## WHAT IS NEEDED
Please copy out all the lines below exactly, leaving out the pictures.

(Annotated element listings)
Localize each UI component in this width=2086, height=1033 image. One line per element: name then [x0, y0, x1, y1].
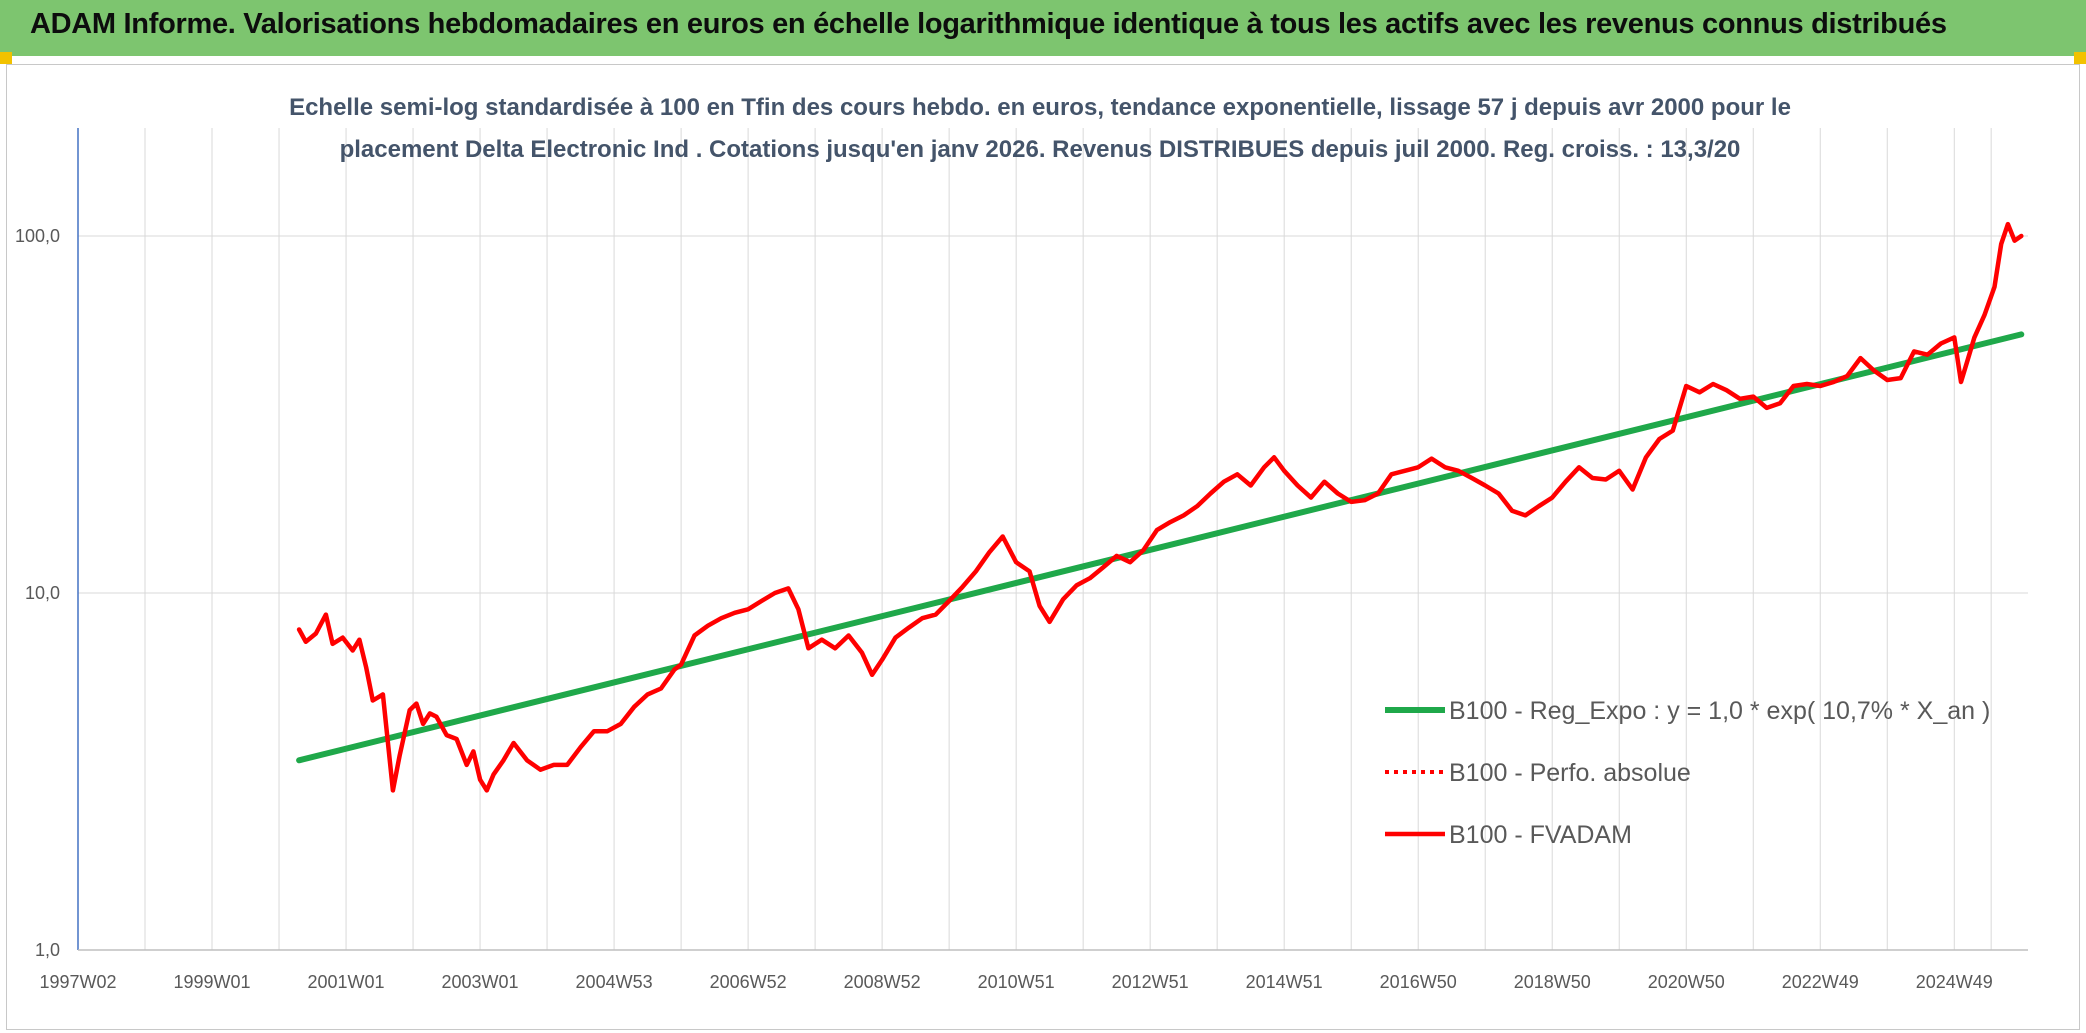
x-tick-label: 2014W51	[1246, 972, 1323, 992]
x-tick-label: 2006W52	[710, 972, 787, 992]
axes: 1997W02 1999W01 2001W01 2003W01 2004W53 2006W…	[15, 128, 2028, 992]
x-tick-label: 2004W53	[576, 972, 653, 992]
grid	[77, 128, 2028, 950]
x-tick-label: 2020W50	[1648, 972, 1725, 992]
x-tick-label: 2022W49	[1782, 972, 1859, 992]
chart-title-line-2: placement Delta Electronic Ind . Cotatio…	[340, 136, 1741, 163]
x-tick-label: 2003W01	[442, 972, 519, 992]
x-tick-label: 2012W51	[1112, 972, 1189, 992]
series-layer	[296, 221, 2025, 793]
series-line-trend	[296, 331, 2025, 764]
corner-marker-top-left	[0, 52, 12, 64]
legend-label-perfo: B100 - Perfo. absolue	[1449, 759, 1691, 787]
legend: B100 - Reg_Expo : y = 1,0 * exp( 10,7% *…	[1385, 697, 1990, 849]
x-tick-label: 2018W50	[1514, 972, 1591, 992]
corner-marker-top-right	[2074, 52, 2086, 64]
x-tick-label: 2008W52	[844, 972, 921, 992]
y-tick-label: 10,0	[25, 583, 60, 603]
chart-frame	[6, 64, 2080, 1030]
series-line-fvadam	[296, 221, 2024, 793]
x-tick-label: 2016W50	[1380, 972, 1457, 992]
x-tick-label: 2001W01	[308, 972, 385, 992]
y-tick-label: 100,0	[15, 226, 60, 246]
x-tick-label: 2010W51	[978, 972, 1055, 992]
y-tick-label: 1,0	[35, 940, 60, 960]
legend-label-fvadam: B100 - FVADAM	[1449, 821, 1632, 849]
x-tick-label: 1999W01	[173, 972, 250, 992]
page-title: ADAM Informe. Valorisations hebdomadaire…	[30, 8, 1947, 40]
x-tick-label: 1997W02	[39, 972, 116, 992]
chart-title-line-1: Echelle semi-log standardisée à 100 en T…	[289, 94, 1791, 121]
header-bar: ADAM Informe. Valorisations hebdomadaire…	[0, 0, 2086, 56]
legend-label-trend: B100 - Reg_Expo : y = 1,0 * exp( 10,7% *…	[1449, 697, 1990, 725]
x-tick-label: 2024W49	[1916, 972, 1993, 992]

## ANSWER TO THIS EXERCISE
Localize each UI component in this width=2086, height=1033 image. One line per element: name then [x0, y0, x1, y1].
x-tick-label: 2014W51	[1246, 972, 1323, 992]
x-tick-label: 2006W52	[710, 972, 787, 992]
axes: 1997W02 1999W01 2001W01 2003W01 2004W53 2006W…	[15, 128, 2028, 992]
x-tick-label: 2004W53	[576, 972, 653, 992]
grid	[77, 128, 2028, 950]
x-tick-label: 2020W50	[1648, 972, 1725, 992]
x-tick-label: 2022W49	[1782, 972, 1859, 992]
chart-title-line-2: placement Delta Electronic Ind . Cotatio…	[340, 136, 1741, 163]
x-tick-label: 2003W01	[442, 972, 519, 992]
x-tick-label: 2012W51	[1112, 972, 1189, 992]
series-layer	[296, 221, 2025, 793]
series-line-trend	[296, 331, 2025, 764]
corner-marker-top-left	[0, 52, 12, 64]
legend-label-perfo: B100 - Perfo. absolue	[1449, 759, 1691, 787]
legend: B100 - Reg_Expo : y = 1,0 * exp( 10,7% *…	[1385, 697, 1990, 849]
x-tick-label: 2018W50	[1514, 972, 1591, 992]
corner-marker-top-right	[2074, 52, 2086, 64]
x-tick-label: 2008W52	[844, 972, 921, 992]
y-tick-label: 10,0	[25, 583, 60, 603]
chart-frame	[6, 64, 2080, 1030]
series-line-fvadam	[296, 221, 2024, 793]
x-tick-label: 2016W50	[1380, 972, 1457, 992]
x-tick-label: 2001W01	[308, 972, 385, 992]
y-tick-label: 100,0	[15, 226, 60, 246]
x-tick-label: 2010W51	[978, 972, 1055, 992]
y-tick-label: 1,0	[35, 940, 60, 960]
legend-label-fvadam: B100 - FVADAM	[1449, 821, 1632, 849]
x-tick-label: 1999W01	[173, 972, 250, 992]
page-title: ADAM Informe. Valorisations hebdomadaire…	[30, 8, 1947, 40]
x-tick-label: 1997W02	[39, 972, 116, 992]
chart-title-line-1: Echelle semi-log standardisée à 100 en T…	[289, 94, 1791, 121]
header-bar: ADAM Informe. Valorisations hebdomadaire…	[0, 0, 2086, 56]
legend-label-trend: B100 - Reg_Expo : y = 1,0 * exp( 10,7% *…	[1449, 697, 1990, 725]
x-tick-label: 2024W49	[1916, 972, 1993, 992]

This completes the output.